**Exercise objective:**
The records below are to be repeated in full, exactly as they are.

**Data provided:**
▼

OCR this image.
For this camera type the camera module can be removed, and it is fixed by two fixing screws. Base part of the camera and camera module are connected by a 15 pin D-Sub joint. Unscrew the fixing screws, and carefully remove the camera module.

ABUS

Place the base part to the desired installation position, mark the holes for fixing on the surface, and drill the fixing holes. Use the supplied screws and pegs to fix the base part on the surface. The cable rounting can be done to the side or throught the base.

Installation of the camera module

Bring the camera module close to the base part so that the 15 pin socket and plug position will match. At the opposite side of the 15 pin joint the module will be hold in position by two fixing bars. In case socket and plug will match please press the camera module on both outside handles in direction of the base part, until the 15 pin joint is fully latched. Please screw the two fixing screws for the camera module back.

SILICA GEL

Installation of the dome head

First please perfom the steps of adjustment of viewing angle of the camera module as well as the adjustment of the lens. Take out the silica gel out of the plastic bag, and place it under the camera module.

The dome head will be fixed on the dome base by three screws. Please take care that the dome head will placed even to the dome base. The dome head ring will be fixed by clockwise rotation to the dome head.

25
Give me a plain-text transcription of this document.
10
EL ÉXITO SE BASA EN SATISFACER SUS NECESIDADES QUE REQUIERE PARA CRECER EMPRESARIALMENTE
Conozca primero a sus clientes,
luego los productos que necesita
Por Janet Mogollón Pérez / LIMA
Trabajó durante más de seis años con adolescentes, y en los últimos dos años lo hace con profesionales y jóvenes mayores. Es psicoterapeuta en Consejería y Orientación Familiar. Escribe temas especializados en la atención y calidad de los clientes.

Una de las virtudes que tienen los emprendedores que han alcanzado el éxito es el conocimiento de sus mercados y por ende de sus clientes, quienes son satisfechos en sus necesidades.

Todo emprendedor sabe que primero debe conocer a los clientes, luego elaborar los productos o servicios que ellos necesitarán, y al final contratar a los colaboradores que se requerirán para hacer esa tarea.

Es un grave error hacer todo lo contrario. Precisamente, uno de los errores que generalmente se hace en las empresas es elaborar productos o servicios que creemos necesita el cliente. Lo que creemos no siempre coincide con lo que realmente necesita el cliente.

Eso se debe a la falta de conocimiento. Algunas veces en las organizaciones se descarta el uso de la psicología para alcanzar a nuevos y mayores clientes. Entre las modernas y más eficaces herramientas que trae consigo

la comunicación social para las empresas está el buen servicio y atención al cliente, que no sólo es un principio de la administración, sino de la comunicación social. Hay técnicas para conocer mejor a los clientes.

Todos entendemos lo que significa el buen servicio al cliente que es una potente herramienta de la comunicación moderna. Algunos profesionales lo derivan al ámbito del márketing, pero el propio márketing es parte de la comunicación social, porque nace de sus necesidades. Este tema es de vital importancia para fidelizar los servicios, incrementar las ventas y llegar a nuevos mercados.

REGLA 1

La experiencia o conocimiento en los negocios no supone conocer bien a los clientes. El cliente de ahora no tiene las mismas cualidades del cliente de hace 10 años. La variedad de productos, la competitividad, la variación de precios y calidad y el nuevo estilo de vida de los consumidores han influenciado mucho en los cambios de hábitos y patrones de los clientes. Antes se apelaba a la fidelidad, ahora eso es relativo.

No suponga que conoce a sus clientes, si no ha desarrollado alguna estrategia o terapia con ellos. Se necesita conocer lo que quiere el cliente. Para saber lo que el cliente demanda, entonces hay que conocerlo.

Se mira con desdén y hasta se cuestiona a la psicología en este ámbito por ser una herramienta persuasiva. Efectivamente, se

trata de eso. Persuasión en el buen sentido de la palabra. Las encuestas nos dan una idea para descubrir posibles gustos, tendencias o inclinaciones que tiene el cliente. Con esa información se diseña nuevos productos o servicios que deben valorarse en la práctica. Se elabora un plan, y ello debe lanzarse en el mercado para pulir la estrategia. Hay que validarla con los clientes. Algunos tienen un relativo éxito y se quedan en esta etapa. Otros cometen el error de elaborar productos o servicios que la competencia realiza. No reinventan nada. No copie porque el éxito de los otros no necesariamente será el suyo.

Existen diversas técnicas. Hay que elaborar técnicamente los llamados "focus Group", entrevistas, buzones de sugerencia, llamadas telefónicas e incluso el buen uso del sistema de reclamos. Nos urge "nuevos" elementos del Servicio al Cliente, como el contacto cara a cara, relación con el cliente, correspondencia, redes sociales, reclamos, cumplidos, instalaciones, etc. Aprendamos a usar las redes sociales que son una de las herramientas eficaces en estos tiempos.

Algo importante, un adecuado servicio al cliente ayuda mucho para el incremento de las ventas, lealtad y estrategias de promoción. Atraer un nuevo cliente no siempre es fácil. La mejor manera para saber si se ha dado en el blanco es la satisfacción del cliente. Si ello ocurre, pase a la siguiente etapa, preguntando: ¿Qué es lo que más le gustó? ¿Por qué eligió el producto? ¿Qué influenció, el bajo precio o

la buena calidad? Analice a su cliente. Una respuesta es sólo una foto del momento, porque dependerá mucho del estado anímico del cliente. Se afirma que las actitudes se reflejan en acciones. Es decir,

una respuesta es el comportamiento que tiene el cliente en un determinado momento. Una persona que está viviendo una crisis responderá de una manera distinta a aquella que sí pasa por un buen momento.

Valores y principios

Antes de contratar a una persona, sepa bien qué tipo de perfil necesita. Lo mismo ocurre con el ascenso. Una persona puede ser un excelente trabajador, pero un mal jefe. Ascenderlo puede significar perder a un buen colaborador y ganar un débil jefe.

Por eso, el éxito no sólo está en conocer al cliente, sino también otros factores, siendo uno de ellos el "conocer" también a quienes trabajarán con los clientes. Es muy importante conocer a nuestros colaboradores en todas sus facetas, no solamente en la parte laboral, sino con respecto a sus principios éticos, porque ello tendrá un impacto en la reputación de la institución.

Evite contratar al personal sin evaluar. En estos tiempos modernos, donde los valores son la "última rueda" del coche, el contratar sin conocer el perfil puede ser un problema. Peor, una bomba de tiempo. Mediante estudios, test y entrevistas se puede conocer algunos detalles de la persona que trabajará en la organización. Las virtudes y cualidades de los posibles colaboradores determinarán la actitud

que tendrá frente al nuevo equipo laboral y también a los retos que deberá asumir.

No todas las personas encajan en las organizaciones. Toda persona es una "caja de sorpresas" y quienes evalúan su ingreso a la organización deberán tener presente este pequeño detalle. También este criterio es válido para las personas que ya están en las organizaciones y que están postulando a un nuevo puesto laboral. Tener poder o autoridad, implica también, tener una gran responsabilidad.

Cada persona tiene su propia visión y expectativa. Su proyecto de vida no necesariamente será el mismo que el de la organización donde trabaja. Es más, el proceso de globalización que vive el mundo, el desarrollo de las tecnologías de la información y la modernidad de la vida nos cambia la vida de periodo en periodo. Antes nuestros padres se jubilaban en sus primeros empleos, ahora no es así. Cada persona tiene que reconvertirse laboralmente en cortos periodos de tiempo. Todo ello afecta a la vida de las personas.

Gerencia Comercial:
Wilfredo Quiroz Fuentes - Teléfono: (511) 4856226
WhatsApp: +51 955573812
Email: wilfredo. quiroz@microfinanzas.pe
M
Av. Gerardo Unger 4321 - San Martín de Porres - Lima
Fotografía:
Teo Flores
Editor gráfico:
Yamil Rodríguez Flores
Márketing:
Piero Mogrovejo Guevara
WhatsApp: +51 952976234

▲

**The response:**
OCR this image.
For this camera type the camera module can be removed, and it is fixed by two fixing screws. Base part of the camera and camera module are connected by a 15 pin D-Sub joint. Unscrew the fixing screws, and carefully remove the camera module.

ABUS

Place the base part to the desired installation position, mark the holes for fixing on the surface, and drill the fixing holes. Use the supplied screws and pegs to fix the base part on the surface. The cable rounting can be done to the side or throught the base.

Installation of the camera module

Bring the camera module close to the base part so that the 15 pin socket and plug position will match. At the opposite side of the 15 pin joint the module will be hold in position by two fixing bars. In case socket and plug will match please press the camera module on both outside handles in direction of the base part, until the 15 pin joint is fully latched. Please screw the two fixing screws for the camera module back.

SILICA GEL

Installation of the dome head

First please perfom the steps of adjustment of viewing angle of the camera module as well as the adjustment of the lens. Take out the silica gel out of the plastic bag, and place it under the camera module.

The dome head will be fixed on the dome base by three screws. Please take care that the dome head will placed even to the dome base. The dome head ring will be fixed by clockwise rotation to the dome head.

25
Give me a plain-text transcription of this document.
10
EL ÉXITO SE BASA EN SATISFACER SUS NECESIDADES QUE REQUIERE PARA CRECER EMPRESARIALMENTE
Conozca primero a sus clientes,
luego los productos que necesita
Por Janet Mogollón Pérez / LIMA
Trabajó durante más de seis años con adolescentes, y en los últimos dos años lo hace con profesionales y jóvenes mayores. Es psicoterapeuta en Consejería y Orientación Familiar. Escribe temas especializados en la atención y calidad de los clientes.

Una de las virtudes que tienen los emprendedores que han alcanzado el éxito es el conocimiento de sus mercados y por ende de sus clientes, quienes son satisfechos en sus necesidades.

Todo emprendedor sabe que primero debe conocer a los clientes, luego elaborar los productos o servicios que ellos necesitarán, y al final contratar a los colaboradores que se requerirán para hacer esa tarea.

Es un grave error hacer todo lo contrario. Precisamente, uno de los errores que generalmente se hace en las empresas es elaborar productos o servicios que creemos necesita el cliente. Lo que creemos no siempre coincide con lo que realmente necesita el cliente.

Eso se debe a la falta de conocimiento. Algunas veces en las organizaciones se descarta el uso de la psicología para alcanzar a nuevos y mayores clientes. Entre las modernas y más eficaces herramientas que trae consigo

la comunicación social para las empresas está el buen servicio y atención al cliente, que no sólo es un principio de la administración, sino de la comunicación social. Hay técnicas para conocer mejor a los clientes.

Todos entendemos lo que significa el buen servicio al cliente que es una potente herramienta de la comunicación moderna. Algunos profesionales lo derivan al ámbito del márketing, pero el propio márketing es parte de la comunicación social, porque nace de sus necesidades. Este tema es de vital importancia para fidelizar los servicios, incrementar las ventas y llegar a nuevos mercados.

REGLA 1

La experiencia o conocimiento en los negocios no supone conocer bien a los clientes. El cliente de ahora no tiene las mismas cualidades del cliente de hace 10 años. La variedad de productos, la competitividad, la variación de precios y calidad y el nuevo estilo de vida de los consumidores han influenciado mucho en los cambios de hábitos y patrones de los clientes. Antes se apelaba a la fidelidad, ahora eso es relativo.

No suponga que conoce a sus clientes, si no ha desarrollado alguna estrategia o terapia con ellos. Se necesita conocer lo que quiere el cliente. Para saber lo que el cliente demanda, entonces hay que conocerlo.

Se mira con desdén y hasta se cuestiona a la psicología en este ámbito por ser una herramienta persuasiva. Efectivamente, se

trata de eso. Persuasión en el buen sentido de la palabra. Las encuestas nos dan una idea para descubrir posibles gustos, tendencias o inclinaciones que tiene el cliente. Con esa información se diseña nuevos productos o servicios que deben valorarse en la práctica. Se elabora un plan, y ello debe lanzarse en el mercado para pulir la estrategia. Hay que validarla con los clientes. Algunos tienen un relativo éxito y se quedan en esta etapa. Otros cometen el error de elaborar productos o servicios que la competencia realiza. No reinventan nada. No copie porque el éxito de los otros no necesariamente será el suyo.

Existen diversas técnicas. Hay que elaborar técnicamente los llamados "focus Group", entrevistas, buzones de sugerencia, llamadas telefónicas e incluso el buen uso del sistema de reclamos. Nos urge "nuevos" elementos del Servicio al Cliente, como el contacto cara a cara, relación con el cliente, correspondencia, redes sociales, reclamos, cumplidos, instalaciones, etc. Aprendamos a usar las redes sociales que son una de las herramientas eficaces en estos tiempos.

Algo importante, un adecuado servicio al cliente ayuda mucho para el incremento de las ventas, lealtad y estrategias de promoción. Atraer un nuevo cliente no siempre es fácil. La mejor manera para saber si se ha dado en el blanco es la satisfacción del cliente. Si ello ocurre, pase a la siguiente etapa, preguntando: ¿Qué es lo que más le gustó? ¿Por qué eligió el producto? ¿Qué influenció, el bajo precio o

la buena calidad? Analice a su cliente. Una respuesta es sólo una foto del momento, porque dependerá mucho del estado anímico del cliente. Se afirma que las actitudes se reflejan en acciones. Es decir,

una respuesta es el comportamiento que tiene el cliente en un determinado momento. Una persona que está viviendo una crisis responderá de una manera distinta a aquella que sí pasa por un buen momento.

Valores y principios

Antes de contratar a una persona, sepa bien qué tipo de perfil necesita. Lo mismo ocurre con el ascenso. Una persona puede ser un excelente trabajador, pero un mal jefe. Ascenderlo puede significar perder a un buen colaborador y ganar un débil jefe.

Por eso, el éxito no sólo está en conocer al cliente, sino también otros factores, siendo uno de ellos el "conocer" también a quienes trabajarán con los clientes. Es muy importante conocer a nuestros colaboradores en todas sus facetas, no solamente en la parte laboral, sino con respecto a sus principios éticos, porque ello tendrá un impacto en la reputación de la institución.

Evite contratar al personal sin evaluar. En estos tiempos modernos, donde los valores son la "última rueda" del coche, el contratar sin conocer el perfil puede ser un problema. Peor, una bomba de tiempo. Mediante estudios, test y entrevistas se puede conocer algunos detalles de la persona que trabajará en la organización. Las virtudes y cualidades de los posibles colaboradores determinarán la actitud

que tendrá frente al nuevo equipo laboral y también a los retos que deberá asumir.

No todas las personas encajan en las organizaciones. Toda persona es una "caja de sorpresas" y quienes evalúan su ingreso a la organización deberán tener presente este pequeño detalle. También este criterio es válido para las personas que ya están en las organizaciones y que están postulando a un nuevo puesto laboral. Tener poder o autoridad, implica también, tener una gran responsabilidad.

Cada persona tiene su propia visión y expectativa. Su proyecto de vida no necesariamente será el mismo que el de la organización donde trabaja. Es más, el proceso de globalización que vive el mundo, el desarrollo de las tecnologías de la información y la modernidad de la vida nos cambia la vida de periodo en periodo. Antes nuestros padres se jubilaban en sus primeros empleos, ahora no es así. Cada persona tiene que reconvertirse laboralmente en cortos periodos de tiempo. Todo ello afecta a la vida de las personas.

Gerencia Comercial:
Wilfredo Quiroz Fuentes - Teléfono: (511) 4856226
WhatsApp: +51 955573812
Email: wilfredo. quiroz@microfinanzas.pe
M
Av. Gerardo Unger 4321 - San Martín de Porres - Lima
Fotografía:
Teo Flores
Editor gráfico:
Yamil Rodríguez Flores
Márketing:
Piero Mogrovejo Guevara
WhatsApp: +51 952976234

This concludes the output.